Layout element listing
========================================================================
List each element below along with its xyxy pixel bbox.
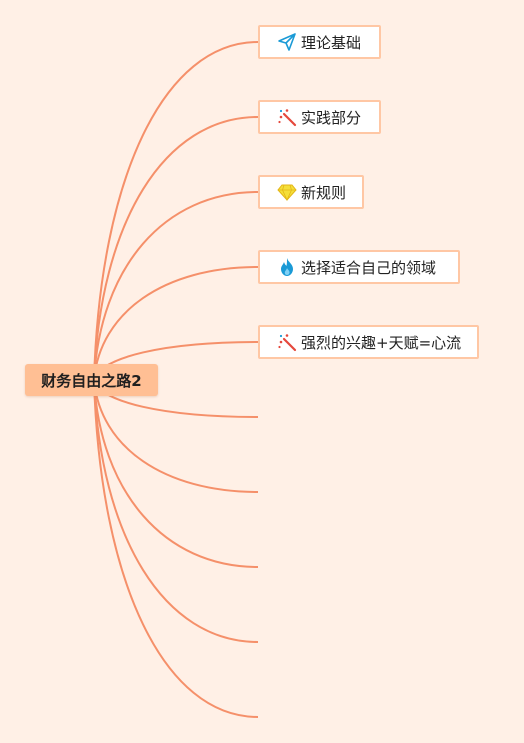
topic-label: 强烈的兴趣+天赋=心流 (301, 333, 462, 352)
empty-branch-connector (93, 379, 259, 568)
topic-label: 理论基础 (301, 33, 362, 52)
empty-branch-connector (93, 379, 259, 493)
root-topic[interactable]: 财务自由之路2 (25, 364, 158, 396)
topic-choose-domain[interactable]: 选择适合自己的领域 (258, 250, 460, 284)
magic-wand-icon (277, 107, 297, 127)
topic-new-rules[interactable]: 新规则 (258, 175, 364, 209)
branch-connector (93, 116, 259, 381)
branch-connector (93, 266, 259, 381)
topic-label: 选择适合自己的领域 (301, 258, 437, 277)
topic-label: 新规则 (301, 183, 347, 202)
topic-label: 实践部分 (301, 108, 362, 127)
root-topic-label: 财务自由之路2 (41, 371, 142, 390)
paper-plane-icon (277, 32, 297, 52)
topic-theory-basics[interactable]: 理论基础 (258, 25, 381, 59)
empty-branch-connector (93, 379, 259, 643)
empty-branch-connector (93, 379, 259, 718)
topic-interest-talent-flow[interactable]: 强烈的兴趣+天赋=心流 (258, 325, 479, 359)
magic-wand-icon (277, 332, 297, 352)
branch-connector (93, 191, 259, 381)
topic-practice[interactable]: 实践部分 (258, 100, 381, 134)
fire-icon (277, 257, 297, 277)
diamond-icon (277, 182, 297, 202)
branch-connector (93, 41, 259, 381)
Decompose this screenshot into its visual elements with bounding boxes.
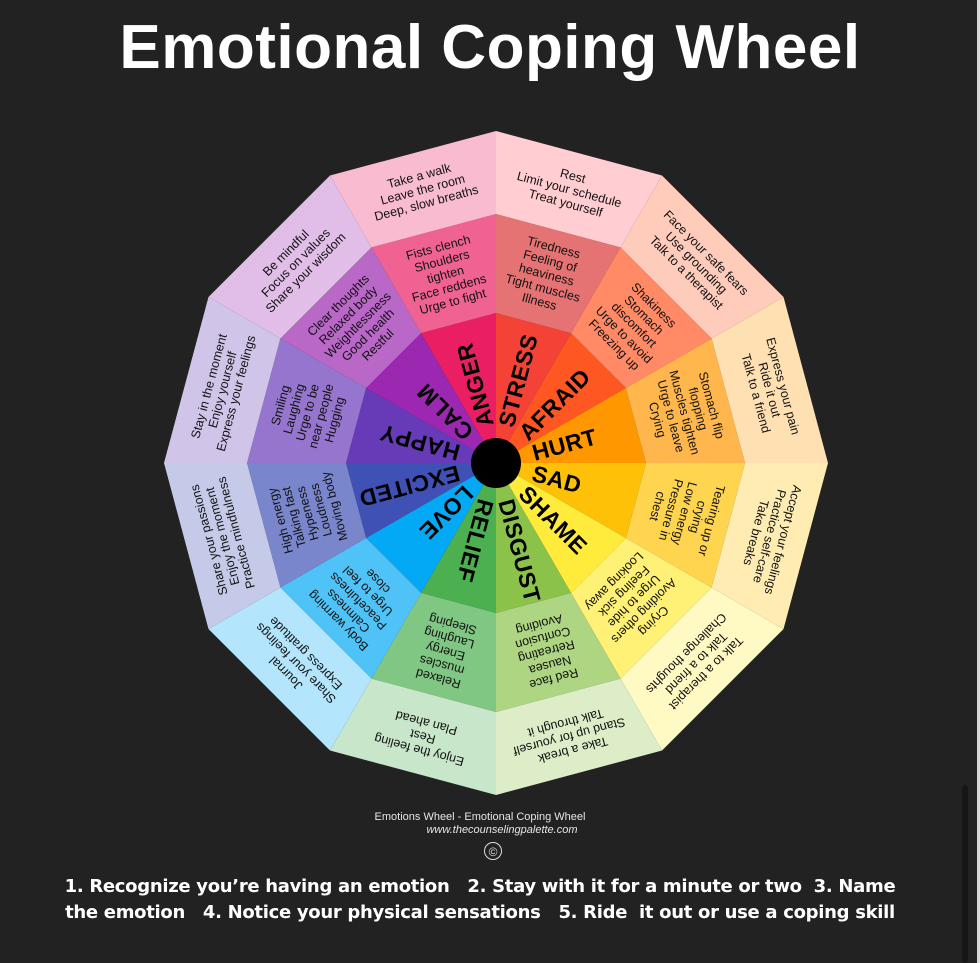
footer-caption: Emotions Wheel - Emotional Coping Wheel (374, 811, 586, 823)
sensations-segment (625, 463, 745, 588)
coping-segment (164, 297, 281, 463)
sensations-segment (371, 592, 496, 712)
coping-segment (711, 463, 828, 629)
sensations-text: Red faceNauseaRetreatingConfusionAvoidin… (510, 610, 584, 693)
center-circle (471, 438, 521, 488)
emotion-segment (421, 313, 496, 463)
emotion-segment (496, 313, 571, 463)
window-edge (977, 0, 980, 963)
coping-segment (620, 587, 784, 751)
sensations-segment (571, 538, 712, 679)
sensations-segment (371, 214, 496, 334)
coping-text: Enjoy the feelingRestPlan ahead (373, 704, 473, 769)
sensations-segment (247, 463, 367, 588)
sensations-segment (496, 592, 621, 712)
coping-segment (711, 297, 828, 463)
page-title: Emotional Coping Wheel (119, 13, 861, 82)
emotion-segment (366, 463, 496, 593)
sensations-text: RelaxedmusclesEnergyLaughingSleeping (412, 611, 480, 692)
emotion-segment (346, 388, 496, 463)
coping-segment (496, 131, 662, 248)
coping-segment (330, 131, 496, 248)
footer-url: www.thecounselingpalette.com (426, 824, 578, 836)
coping-segment (208, 175, 372, 339)
coping-text-line: Rest (559, 166, 588, 186)
sensations-segment (496, 214, 621, 334)
sensations-text: Tearing up orcryingLow energyPressure in… (641, 469, 728, 558)
coping-segment (164, 463, 281, 629)
coping-segment (496, 678, 662, 795)
scrollbar[interactable] (962, 785, 968, 963)
sensations-segment (247, 338, 367, 463)
emotion-segment (496, 463, 646, 538)
coping-segment (208, 587, 372, 751)
copyright-icon: © (484, 842, 502, 860)
sensations-segment (571, 247, 712, 388)
coping-text-line: Rest (408, 726, 437, 746)
emotion-segment (496, 333, 626, 463)
coping-segment (330, 678, 496, 795)
sensations-segment (625, 338, 745, 463)
emotion-segment (496, 463, 571, 613)
instructions-line-1: 1. Recognize you’re having an emotion 2.… (64, 876, 896, 897)
instructions-line-2: the emotion 4. Notice your physical sens… (65, 902, 895, 923)
emotion-segment (366, 333, 496, 463)
coping-segment (620, 175, 784, 339)
emotion-segment (496, 388, 646, 463)
emotion-segment (346, 463, 496, 538)
emotion-segment (421, 463, 496, 613)
emotion-segment (496, 463, 626, 593)
sensations-segment (280, 247, 421, 388)
sensations-segment (280, 538, 421, 679)
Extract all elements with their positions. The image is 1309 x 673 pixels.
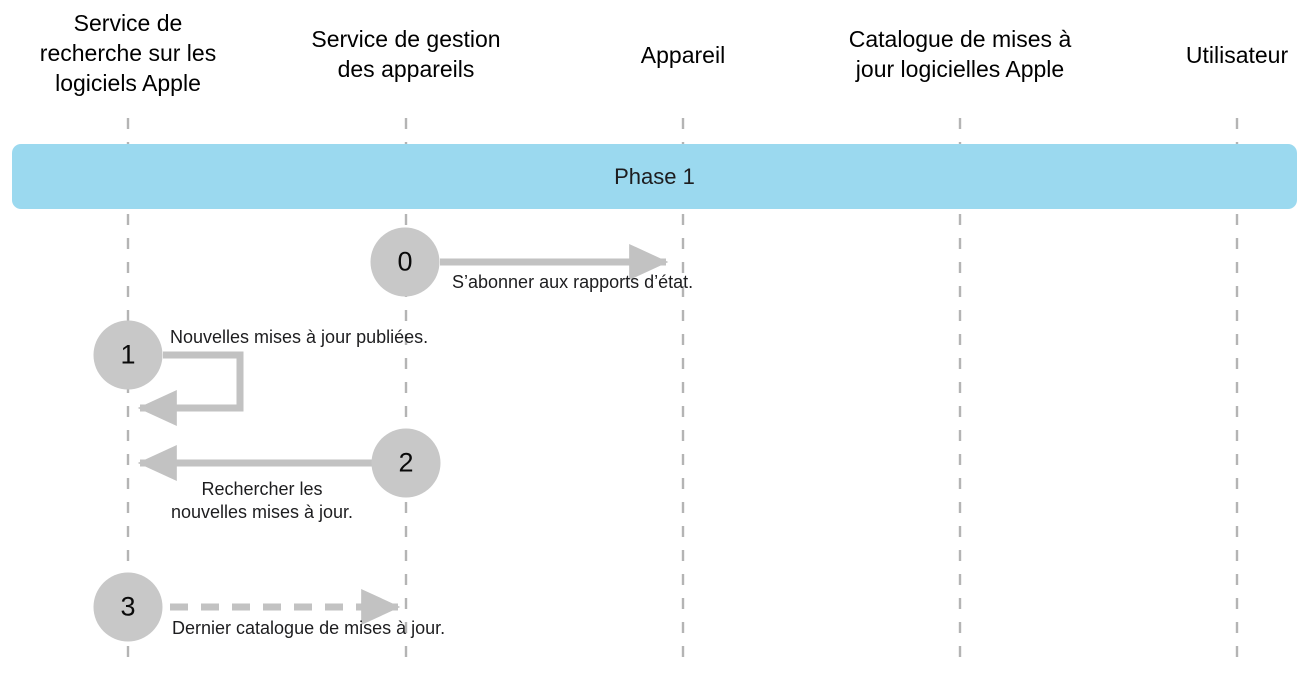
step-circle-3: 3 — [93, 572, 163, 642]
lifeline-header-device: Appareil — [640, 42, 726, 68]
step-circle-2: 2 — [371, 428, 441, 498]
message-label-step-1: Nouvelles mises à jour publiées. — [170, 327, 429, 347]
lifeline-header-catalog: Catalogue de mises à jour logicielles Ap… — [848, 26, 1072, 82]
lifeline-header-user: Utilisateur — [1185, 42, 1289, 68]
message-arrow-step-1 — [137, 351, 244, 427]
message-label-step-2: Rechercher les nouvelles mises à jour. — [170, 479, 354, 522]
step-circle-0: 0 — [370, 227, 440, 297]
phase-band: Phase 1 — [12, 144, 1297, 209]
step-circle-1: 1 — [93, 320, 163, 390]
phase-label: Phase 1 — [614, 163, 695, 189]
message-label-step-3: Dernier catalogue de mises à jour. — [172, 618, 446, 638]
message-label-step-0: S’abonner aux rapports d’état. — [452, 272, 694, 292]
lifeline-header-lookup: Service de recherche sur les logiciels A… — [39, 10, 217, 96]
lifeline-header-mdm: Service de gestion des appareils — [311, 26, 501, 82]
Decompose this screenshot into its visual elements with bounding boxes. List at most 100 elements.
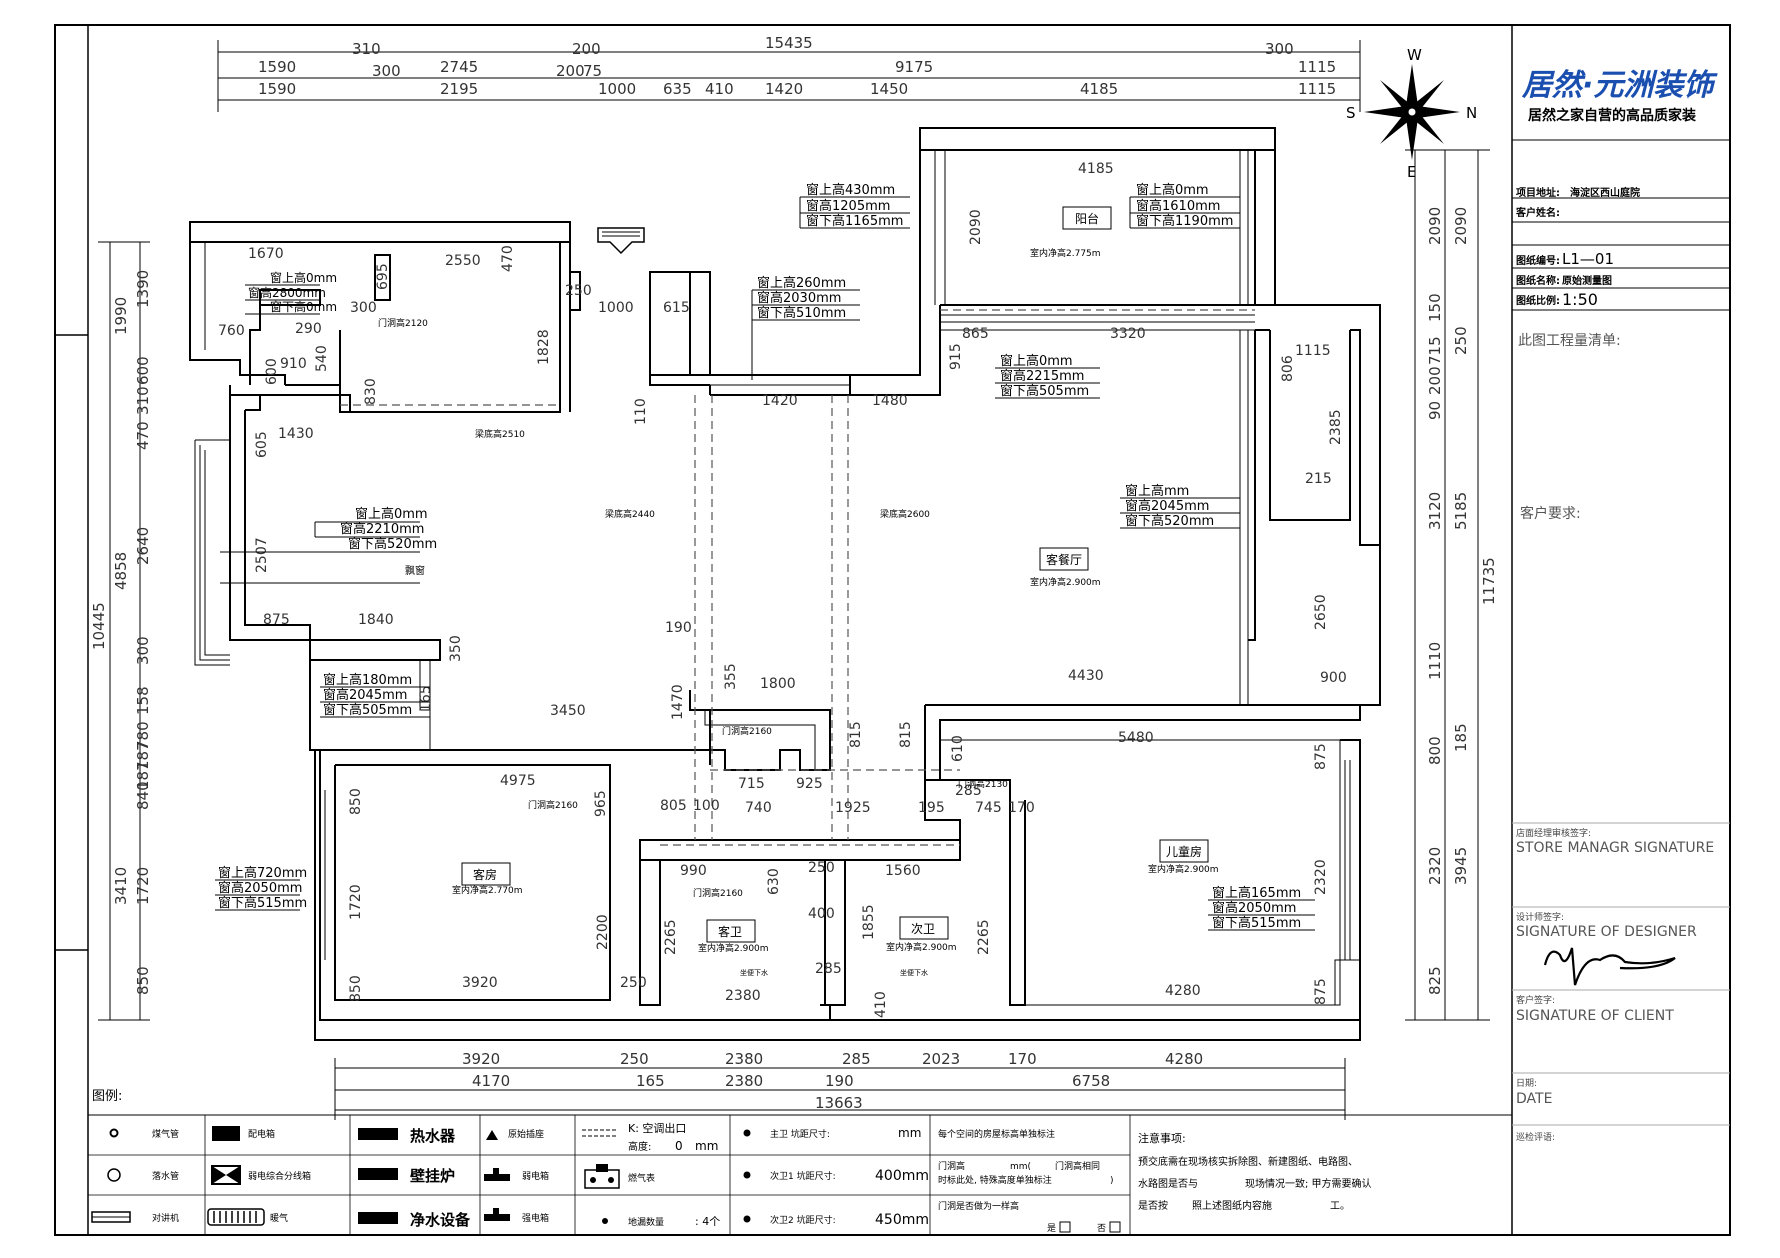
- height-living: 室内净高2.900m: [1030, 576, 1101, 588]
- svg-text:门洞高2160: 门洞高2160: [528, 799, 578, 811]
- svg-text:2320: 2320: [1313, 859, 1329, 895]
- svg-text:1560: 1560: [885, 863, 921, 879]
- svg-text:615: 615: [663, 300, 690, 316]
- svg-text:400mm: 400mm: [875, 1168, 929, 1184]
- window-annotations: 窗上高430mm 窗高1205mm 窗下高1165mm 窗上高0mm 窗高161…: [215, 182, 1315, 931]
- yes-checkbox[interactable]: [1059, 1221, 1071, 1233]
- svg-text:窗下高505mm: 窗下高505mm: [323, 702, 412, 718]
- brand-slogan: 居然之家自营的高品质家装: [1528, 107, 1697, 124]
- weak-box-icon: [211, 1165, 241, 1185]
- dim-right-b4: 11735: [1480, 557, 1498, 605]
- svg-text:原始插座: 原始插座: [508, 1128, 544, 1140]
- designer-cn: 设计师签字:: [1516, 911, 1564, 923]
- svg-text:窗上高0mm: 窗上高0mm: [1136, 182, 1209, 198]
- svg-text:梁底高2600: 梁底高2600: [880, 508, 930, 520]
- svg-text:梁底高2440: 梁底高2440: [605, 508, 655, 520]
- compass-s: S: [1346, 104, 1356, 122]
- dim-right-a5: 90: [1426, 401, 1444, 420]
- dim-bottom-5: 2023: [922, 1050, 960, 1068]
- dim-left-i9: 187: [134, 741, 152, 770]
- svg-text:355: 355: [723, 663, 739, 690]
- svg-text:窗下高505mm: 窗下高505mm: [1000, 383, 1089, 399]
- dim-right-a1: 2090: [1426, 207, 1444, 245]
- svg-text:门洞高相同: 门洞高相同: [1055, 1160, 1100, 1172]
- svg-text:窗高2210mm: 窗高2210mm: [340, 521, 424, 537]
- svg-text:窗上高720mm: 窗上高720mm: [218, 865, 307, 881]
- room-balcony: 阳台: [1075, 211, 1099, 226]
- dim-top2-1: 1590: [258, 80, 296, 98]
- svg-text:540: 540: [314, 345, 330, 372]
- svg-text:窗下高520mm: 窗下高520mm: [348, 536, 437, 552]
- dim-right-a6: 3120: [1426, 492, 1444, 530]
- svg-text:次卫1 坑距尺寸:: 次卫1 坑距尺寸:: [770, 1170, 836, 1182]
- door-beam-labels: 门洞高2120 门洞高2160 门洞高2160 门洞高2130 门洞高2160 …: [378, 317, 1008, 899]
- svg-text:1925: 1925: [835, 800, 871, 816]
- client-en: SIGNATURE OF CLIENT: [1516, 1008, 1674, 1024]
- svg-text:燃气表: 燃气表: [628, 1172, 655, 1184]
- strong-socket-icon: [484, 1208, 510, 1221]
- dim-left-2: 4858: [112, 552, 130, 590]
- room-labels: 阳台 室内净高2.775m 客餐厅 室内净高2.900m 客房 室内净高2.77…: [405, 206, 1219, 977]
- svg-text:915: 915: [948, 343, 964, 370]
- svg-text:2650: 2650: [1313, 594, 1329, 630]
- dim-top2-12: 1115: [1298, 80, 1336, 98]
- svg-text:1420: 1420: [762, 393, 798, 409]
- dim-bottom-7: 4280: [1165, 1050, 1203, 1068]
- svg-text:300: 300: [350, 300, 377, 316]
- dim-left-i3: 310: [134, 386, 152, 415]
- window-note-west-lower: 窗上高180mm 窗高2045mm 窗下高505mm: [320, 672, 430, 718]
- svg-text:2380: 2380: [725, 988, 761, 1004]
- svg-text:弱电箱: 弱电箱: [522, 1170, 549, 1182]
- svg-text:4185: 4185: [1078, 161, 1114, 177]
- drawing-no: L1—01: [1562, 250, 1614, 268]
- dim-left-i2: 600: [134, 356, 152, 385]
- ac-outlet-icon: [582, 1129, 618, 1137]
- svg-text:865: 865: [962, 326, 989, 342]
- svg-text:850: 850: [348, 975, 364, 1002]
- room-second-bath: 次卫: [911, 922, 935, 936]
- no-checkbox[interactable]: [1109, 1221, 1121, 1233]
- dim-bottom-6: 170: [1008, 1050, 1037, 1068]
- svg-text:170: 170: [1008, 800, 1035, 816]
- svg-text:470: 470: [500, 245, 516, 272]
- svg-text:1855: 1855: [861, 904, 877, 940]
- drain-pipe-icon: [107, 1168, 121, 1182]
- date-en: DATE: [1516, 1091, 1552, 1107]
- dim-left-i5: 2640: [134, 527, 152, 565]
- dim-left-i4: 470: [134, 421, 152, 450]
- svg-text:预交底需在现场核实拆除图、新建图纸、电路图、: 预交底需在现场核实拆除图、新建图纸、电路图、: [1138, 1155, 1358, 1168]
- svg-text:5480: 5480: [1118, 730, 1154, 746]
- window-note-north-mid: 窗上高260mm 窗高2030mm 窗下高510mm: [751, 275, 860, 380]
- dim-left-i7: 158: [134, 686, 152, 715]
- water-heater-icon: [358, 1128, 398, 1140]
- drawing-no-label: 图纸编号:: [1516, 254, 1560, 267]
- height-kids: 室内净高2.900m: [1148, 863, 1219, 875]
- svg-text:965: 965: [593, 790, 609, 817]
- dim-bottom-1: 3920: [462, 1050, 500, 1068]
- svg-text:是: 是: [1047, 1223, 1056, 1234]
- svg-text:时标此处, 特殊高度单独标注: 时标此处, 特殊高度单独标注: [938, 1174, 1052, 1186]
- heating-icon: [207, 1208, 265, 1226]
- svg-text:mm(: mm(: [1010, 1162, 1031, 1172]
- store-manager-en: STORE MANAGR SIGNATURE: [1516, 840, 1714, 856]
- original-socket-icon: [486, 1130, 498, 1140]
- legend-title: 图例:: [92, 1089, 122, 1104]
- svg-text:是否按: 是否按: [1138, 1199, 1168, 1212]
- svg-text:100: 100: [693, 798, 720, 814]
- svg-text:否: 否: [1097, 1223, 1106, 1234]
- window-note-guest: 窗上高720mm 窗高2050mm 窗下高515mm: [215, 865, 307, 911]
- dim-left-i13: 850: [134, 966, 152, 995]
- window-note-bay: 窗上高0mm 窗高2210mm 窗下高520mm: [220, 506, 437, 584]
- dimension-labels: 1590 310 2745 200 15435 9175 300 1115 15…: [90, 34, 1498, 1112]
- dim-top2-9: 1420: [765, 80, 803, 98]
- drawing-name-label: 图纸名称:: [1516, 274, 1560, 287]
- dim-left-1: 1990: [112, 297, 130, 335]
- svg-text:290: 290: [295, 321, 322, 337]
- svg-text:605: 605: [254, 431, 270, 458]
- svg-text:875: 875: [1313, 978, 1329, 1005]
- svg-text:3320: 3320: [1110, 326, 1146, 342]
- dim-top-7: 300: [1265, 40, 1294, 58]
- svg-text:窗上高180mm: 窗上高180mm: [323, 672, 412, 688]
- svg-text:1840: 1840: [358, 612, 394, 628]
- dim-left-i1: 1390: [134, 270, 152, 308]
========================================================================
§ TASK STATEMENT
In the listing lines from the one containing "topic-label: 强烈的兴趣+天赋=心流 (301, 333, 462, 352)" through the one containing "250, 460, 284)", both included, switch each "empty-branch-connector" to "unused-branch-connector". Return only those lines, with everything else left unchanged.

§ ANSWER TO THE EXERCISE
topic-label: 强烈的兴趣+天赋=心流 (301, 333, 462, 352)
unused-branch-connector (93, 379, 259, 568)
topic-label: 理论基础 (301, 33, 362, 52)
unused-branch-connector (93, 379, 259, 493)
root-topic[interactable]: 财务自由之路2 (25, 364, 158, 396)
topic-choose-domain[interactable]: 选择适合自己的领域 (258, 250, 460, 284)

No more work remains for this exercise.